Start of Data shown

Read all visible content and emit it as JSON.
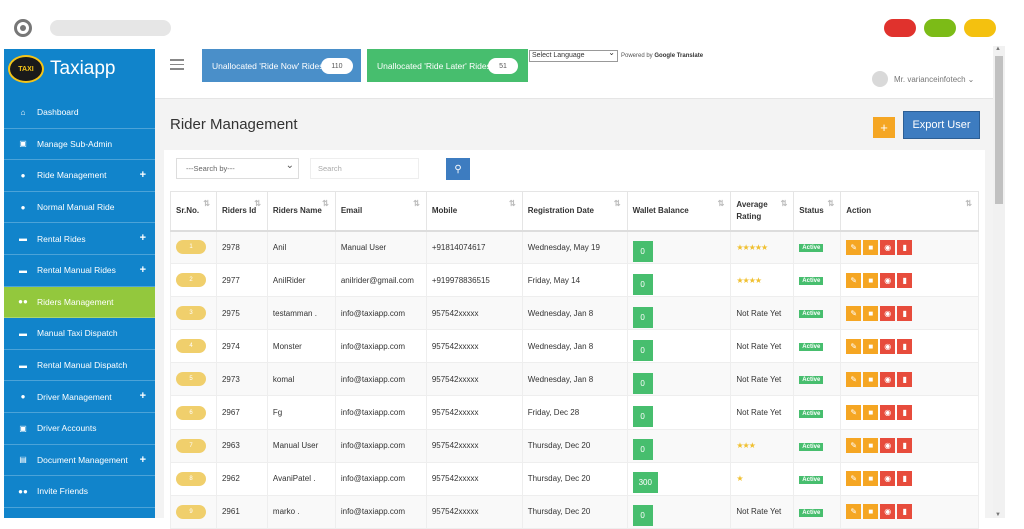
{
  "app": {
    "brand": "Taxiapp",
    "logo_text": "TAXI"
  },
  "sidebar": {
    "items": [
      {
        "label": "Dashboard",
        "icon": "home-icon",
        "plus": false,
        "active": false
      },
      {
        "label": "Manage Sub-Admin",
        "icon": "user-lock-icon",
        "plus": false,
        "active": false
      },
      {
        "label": "Ride Management",
        "icon": "user-icon",
        "plus": true,
        "active": false
      },
      {
        "label": "Normal Manual Ride",
        "icon": "user-icon",
        "plus": false,
        "active": false
      },
      {
        "label": "Rental Rides",
        "icon": "car-icon",
        "plus": true,
        "active": false
      },
      {
        "label": "Rental Manual Rides",
        "icon": "car-icon",
        "plus": true,
        "active": false
      },
      {
        "label": "Riders Management",
        "icon": "users-icon",
        "plus": false,
        "active": true
      },
      {
        "label": "Manual Taxi Dispatch",
        "icon": "taxi-icon",
        "plus": false,
        "active": false
      },
      {
        "label": "Rental Manual Dispatch",
        "icon": "taxi-icon",
        "plus": false,
        "active": false
      },
      {
        "label": "Driver Management",
        "icon": "user-icon",
        "plus": true,
        "active": false
      },
      {
        "label": "Driver Accounts",
        "icon": "money-icon",
        "plus": false,
        "active": false
      },
      {
        "label": "Document Management",
        "icon": "document-icon",
        "plus": true,
        "active": false
      },
      {
        "label": "Invite Friends",
        "icon": "users-icon",
        "plus": false,
        "active": false
      }
    ]
  },
  "header": {
    "unalloc_now": {
      "label": "Unallocated 'Ride Now' Rides",
      "count": "110"
    },
    "unalloc_later": {
      "label": "Unallocated 'Ride Later' Rides",
      "count": "51"
    },
    "language_select": "Select Language",
    "powered_by": "Powered by",
    "google_translate": "Google Translate",
    "user_name": "Mr. varianceinfotech"
  },
  "page": {
    "title": "Rider Management",
    "add_label": "+",
    "export_label": "Export User",
    "search_by": "---Search by---",
    "search_placeholder": "Search"
  },
  "table": {
    "columns": [
      "Sr.No.",
      "Riders Id",
      "Riders Name",
      "Email",
      "Mobile",
      "Registration Date",
      "Wallet Balance",
      "Average Rating",
      "Status",
      "Action"
    ],
    "rows": [
      {
        "sr": "1",
        "id": "2978",
        "name": "Anil",
        "email": "Manual User",
        "mobile": "+91814074617",
        "date": "Wednesday, May 19",
        "wallet": "0",
        "rating": "★★★★★",
        "status": "Active"
      },
      {
        "sr": "2",
        "id": "2977",
        "name": "AnilRider",
        "email": "anilrider@gmail.com",
        "mobile": "+919978836515",
        "date": "Friday, May 14",
        "wallet": "0",
        "rating": "★★★★",
        "status": "Active"
      },
      {
        "sr": "3",
        "id": "2975",
        "name": "testamman .",
        "email": "info@taxiapp.com",
        "mobile": "957542xxxxx",
        "date": "Wednesday, Jan 8",
        "wallet": "0",
        "rating": "Not Rate Yet",
        "status": "Active"
      },
      {
        "sr": "4",
        "id": "2974",
        "name": "Monster",
        "email": "info@taxiapp.com",
        "mobile": "957542xxxxx",
        "date": "Wednesday, Jan 8",
        "wallet": "0",
        "rating": "Not Rate Yet",
        "status": "Active"
      },
      {
        "sr": "5",
        "id": "2973",
        "name": "komal",
        "email": "info@taxiapp.com",
        "mobile": "957542xxxxx",
        "date": "Wednesday, Jan 8",
        "wallet": "0",
        "rating": "Not Rate Yet",
        "status": "Active"
      },
      {
        "sr": "6",
        "id": "2967",
        "name": "Fg",
        "email": "info@taxiapp.com",
        "mobile": "957542xxxxx",
        "date": "Friday, Dec 28",
        "wallet": "0",
        "rating": "Not Rate Yet",
        "status": "Active"
      },
      {
        "sr": "7",
        "id": "2963",
        "name": "Manual User",
        "email": "info@taxiapp.com",
        "mobile": "957542xxxxx",
        "date": "Thursday, Dec 20",
        "wallet": "0",
        "rating": "★★★",
        "status": "Active"
      },
      {
        "sr": "8",
        "id": "2962",
        "name": "AvaniPatel .",
        "email": "info@taxiapp.com",
        "mobile": "957542xxxxx",
        "date": "Thursday, Dec 20",
        "wallet": "300",
        "rating": "★",
        "status": "Active"
      },
      {
        "sr": "9",
        "id": "2961",
        "name": "marko .",
        "email": "info@taxiapp.com",
        "mobile": "957542xxxxx",
        "date": "Thursday, Dec 20",
        "wallet": "0",
        "rating": "Not Rate Yet",
        "status": "Active"
      }
    ]
  },
  "colors": {
    "sidebar": "#1184cb",
    "active": "#93c83d",
    "primary": "#3d7cc0",
    "success": "#47be6e",
    "warning": "#f5a623",
    "danger": "#e74c3c"
  }
}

End of Data shown

* **Description of the task**:
Write the records out once more, exactly as they appear, with no pictures.

* **Task result**:
Read all visible content and emit it as JSON.
{
  "app": {
    "brand": "Taxiapp",
    "logo_text": "TAXI"
  },
  "sidebar": {
    "items": [
      {
        "label": "Dashboard",
        "icon": "home-icon",
        "plus": false,
        "active": false
      },
      {
        "label": "Manage Sub-Admin",
        "icon": "user-lock-icon",
        "plus": false,
        "active": false
      },
      {
        "label": "Ride Management",
        "icon": "user-icon",
        "plus": true,
        "active": false
      },
      {
        "label": "Normal Manual Ride",
        "icon": "user-icon",
        "plus": false,
        "active": false
      },
      {
        "label": "Rental Rides",
        "icon": "car-icon",
        "plus": true,
        "active": false
      },
      {
        "label": "Rental Manual Rides",
        "icon": "car-icon",
        "plus": true,
        "active": false
      },
      {
        "label": "Riders Management",
        "icon": "users-icon",
        "plus": false,
        "active": true
      },
      {
        "label": "Manual Taxi Dispatch",
        "icon": "taxi-icon",
        "plus": false,
        "active": false
      },
      {
        "label": "Rental Manual Dispatch",
        "icon": "taxi-icon",
        "plus": false,
        "active": false
      },
      {
        "label": "Driver Management",
        "icon": "user-icon",
        "plus": true,
        "active": false
      },
      {
        "label": "Driver Accounts",
        "icon": "money-icon",
        "plus": false,
        "active": false
      },
      {
        "label": "Document Management",
        "icon": "document-icon",
        "plus": true,
        "active": false
      },
      {
        "label": "Invite Friends",
        "icon": "users-icon",
        "plus": false,
        "active": false
      }
    ]
  },
  "header": {
    "unalloc_now": {
      "label": "Unallocated 'Ride Now' Rides",
      "count": "110"
    },
    "unalloc_later": {
      "label": "Unallocated 'Ride Later' Rides",
      "count": "51"
    },
    "language_select": "Select Language",
    "powered_by": "Powered by",
    "google_translate": "Google Translate",
    "user_name": "Mr. varianceinfotech"
  },
  "page": {
    "title": "Rider Management",
    "add_label": "+",
    "export_label": "Export User",
    "search_by": "---Search by---",
    "search_placeholder": "Search"
  },
  "table": {
    "columns": [
      "Sr.No.",
      "Riders Id",
      "Riders Name",
      "Email",
      "Mobile",
      "Registration Date",
      "Wallet Balance",
      "Average Rating",
      "Status",
      "Action"
    ],
    "rows": [
      {
        "sr": "1",
        "id": "2978",
        "name": "Anil",
        "email": "Manual User",
        "mobile": "+91814074617",
        "date": "Wednesday, May 19",
        "wallet": "0",
        "rating": "★★★★★",
        "status": "Active"
      },
      {
        "sr": "2",
        "id": "2977",
        "name": "AnilRider",
        "email": "anilrider@gmail.com",
        "mobile": "+919978836515",
        "date": "Friday, May 14",
        "wallet": "0",
        "rating": "★★★★",
        "status": "Active"
      },
      {
        "sr": "3",
        "id": "2975",
        "name": "testamman .",
        "email": "info@taxiapp.com",
        "mobile": "957542xxxxx",
        "date": "Wednesday, Jan 8",
        "wallet": "0",
        "rating": "Not Rate Yet",
        "status": "Active"
      },
      {
        "sr": "4",
        "id": "2974",
        "name": "Monster",
        "email": "info@taxiapp.com",
        "mobile": "957542xxxxx",
        "date": "Wednesday, Jan 8",
        "wallet": "0",
        "rating": "Not Rate Yet",
        "status": "Active"
      },
      {
        "sr": "5",
        "id": "2973",
        "name": "komal",
        "email": "info@taxiapp.com",
        "mobile": "957542xxxxx",
        "date": "Wednesday, Jan 8",
        "wallet": "0",
        "rating": "Not Rate Yet",
        "status": "Active"
      },
      {
        "sr": "6",
        "id": "2967",
        "name": "Fg",
        "email": "info@taxiapp.com",
        "mobile": "957542xxxxx",
        "date": "Friday, Dec 28",
        "wallet": "0",
        "rating": "Not Rate Yet",
        "status": "Active"
      },
      {
        "sr": "7",
        "id": "2963",
        "name": "Manual User",
        "email": "info@taxiapp.com",
        "mobile": "957542xxxxx",
        "date": "Thursday, Dec 20",
        "wallet": "0",
        "rating": "★★★",
        "status": "Active"
      },
      {
        "sr": "8",
        "id": "2962",
        "name": "AvaniPatel .",
        "email": "info@taxiapp.com",
        "mobile": "957542xxxxx",
        "date": "Thursday, Dec 20",
        "wallet": "300",
        "rating": "★",
        "status": "Active"
      },
      {
        "sr": "9",
        "id": "2961",
        "name": "marko .",
        "email": "info@taxiapp.com",
        "mobile": "957542xxxxx",
        "date": "Thursday, Dec 20",
        "wallet": "0",
        "rating": "Not Rate Yet",
        "status": "Active"
      }
    ]
  },
  "colors": {
    "sidebar": "#1184cb",
    "active": "#93c83d",
    "primary": "#3d7cc0",
    "success": "#47be6e",
    "warning": "#f5a623",
    "danger": "#e74c3c"
  }
}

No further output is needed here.